» **Recorded data**:

#####

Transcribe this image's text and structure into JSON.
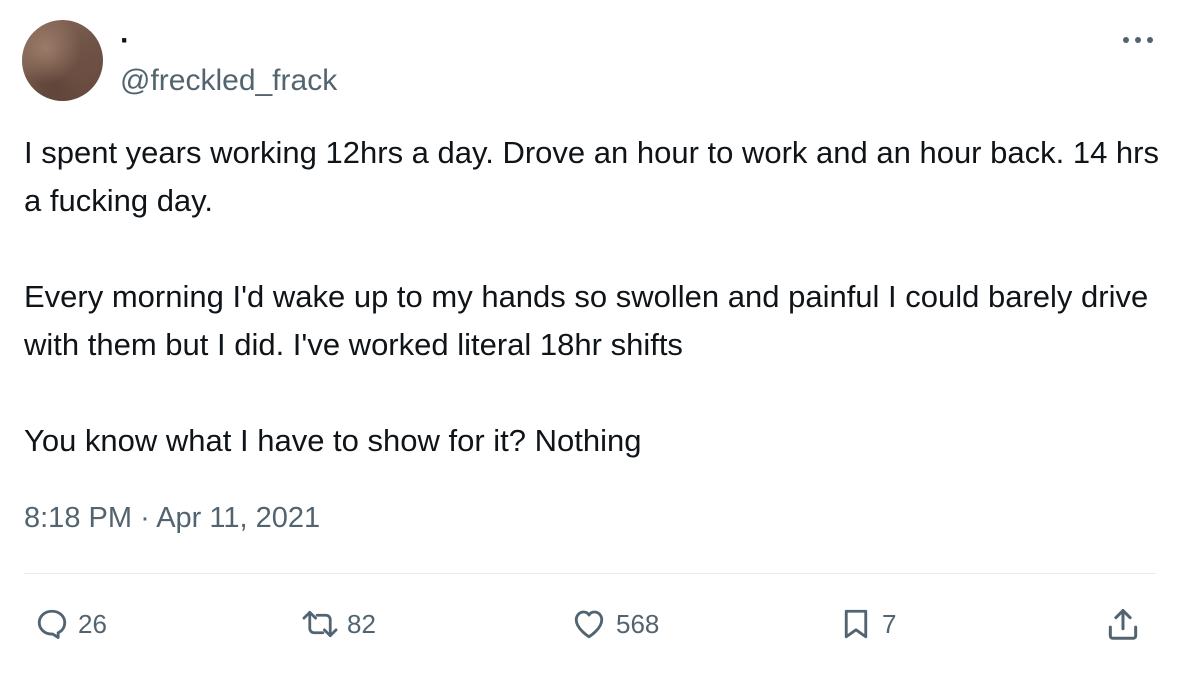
{
  "author": {
    "display_name": "·",
    "handle": "@freckled_frack"
  },
  "tweet": {
    "paragraphs": [
      "I spent years working 12hrs a day. Drove an hour to work and an hour back. 14 hrs a fucking day.",
      "Every morning I'd wake up to my hands so swollen and painful I could barely drive with them but I did. I've worked literal 18hr shifts",
      "You know what I have to show for it? Nothing"
    ],
    "time": "8:18 PM",
    "separator": "·",
    "date": "Apr 11, 2021"
  },
  "actions": {
    "replies": "26",
    "retweets": "82",
    "likes": "568",
    "bookmarks": "7"
  },
  "icons": {
    "more": "more-horizontal-icon",
    "reply": "reply-bubble-icon",
    "retweet": "retweet-icon",
    "like": "heart-icon",
    "bookmark": "bookmark-icon",
    "share": "share-upload-icon"
  },
  "colors": {
    "text": "#0f1419",
    "secondary": "#536471",
    "divider": "#e7e9ea"
  }
}
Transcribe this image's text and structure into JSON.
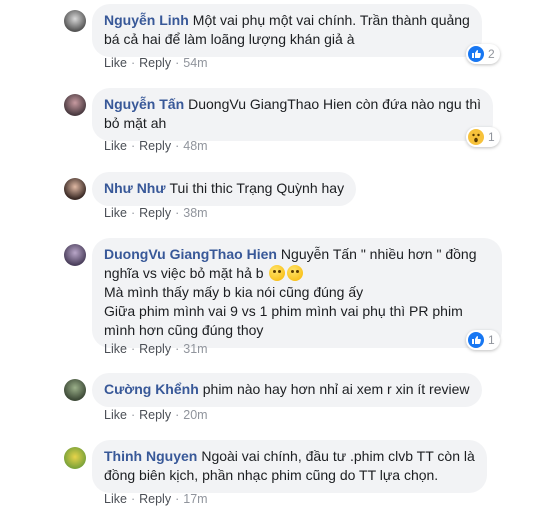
{
  "comments": [
    {
      "author": "Nguyễn Linh",
      "lines": [
        "Một vai phụ một vai chính. Trần thành quảng",
        "bá cả hai để làm loãng lượng khán giả à"
      ],
      "actions": {
        "like": "Like",
        "reply": "Reply",
        "time": "54m"
      },
      "reaction": {
        "icon": "like-reaction-icon",
        "count": "2"
      }
    },
    {
      "author": "Nguyễn Tấn",
      "lines": [
        "DuongVu GiangThao Hien còn đứa nào ngu thì",
        "bỏ mặt ah"
      ],
      "actions": {
        "like": "Like",
        "reply": "Reply",
        "time": "48m"
      },
      "reaction": {
        "icon": "wow-reaction-icon",
        "count": "1"
      }
    },
    {
      "author": "Như Như",
      "lines": [
        "Tui thi thic Trạng Quỳnh hay"
      ],
      "actions": {
        "like": "Like",
        "reply": "Reply",
        "time": "38m"
      }
    },
    {
      "author": "DuongVu GiangThao Hien",
      "lines": [
        "Nguyễn Tấn \" nhiều hơn \" đồng",
        "nghĩa vs việc bỏ mặt hả b",
        "Mà mình thấy mấy b kia nói cũng đúng ấy",
        "Giữa phim mình vai 9 vs 1 phim mình vai phụ thì PR phim",
        "mình hơn cũng đúng thoy"
      ],
      "actions": {
        "like": "Like",
        "reply": "Reply",
        "time": "31m"
      },
      "reaction": {
        "icon": "like-reaction-icon",
        "count": "1"
      }
    },
    {
      "author": "Cường Khểnh",
      "lines": [
        "phim nào hay hơn nhỉ ai xem r xin ít review"
      ],
      "actions": {
        "like": "Like",
        "reply": "Reply",
        "time": "20m"
      }
    },
    {
      "author": "Thinh Nguyen",
      "lines": [
        "Ngoài vai chính, đầu tư .phim clvb TT còn là",
        "đồng biên kịch, phần nhạc phim cũng do TT lựa chọn."
      ],
      "actions": {
        "like": "Like",
        "reply": "Reply",
        "time": "17m"
      }
    }
  ],
  "colors": {
    "author": "#385898",
    "bubble": "#f2f3f5",
    "meta": "#90949c",
    "like_blue": "#1877f2"
  }
}
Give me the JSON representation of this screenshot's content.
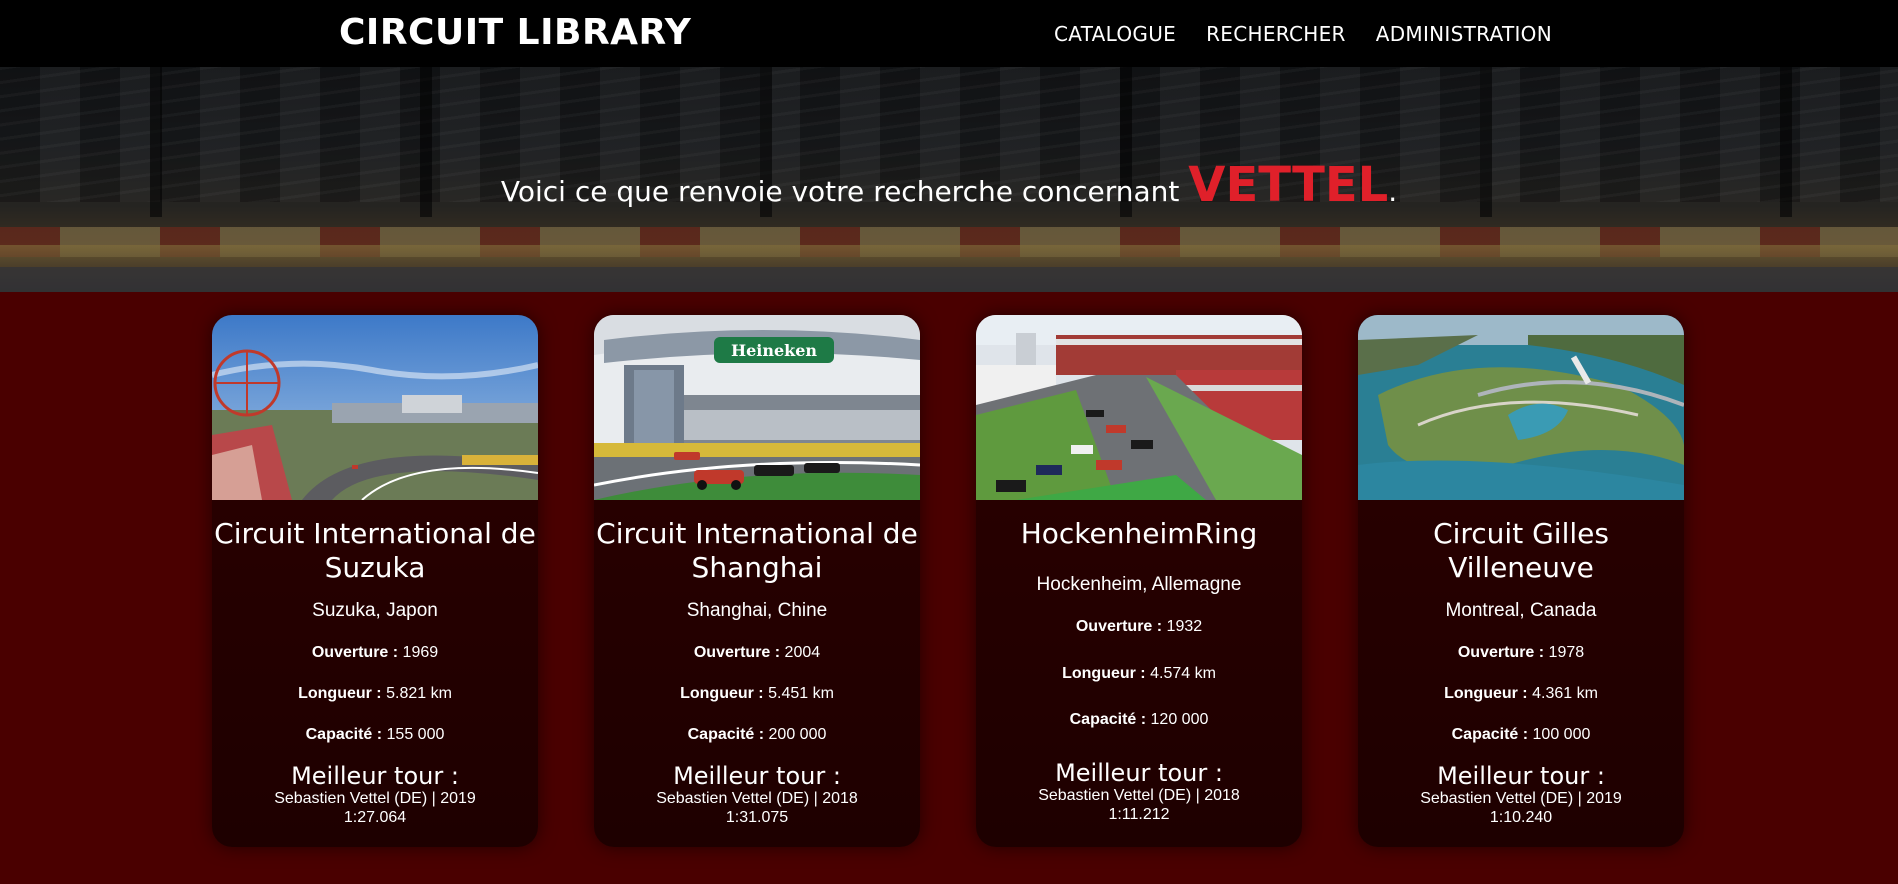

#####

Give every line of the material that includes the string "time".

    "time": "8:18 PM",
        "time": "54m"
        "time": "48m"
        "time": "38m"
        "time": "31m"
        "time": "20m"
        "time": "17m"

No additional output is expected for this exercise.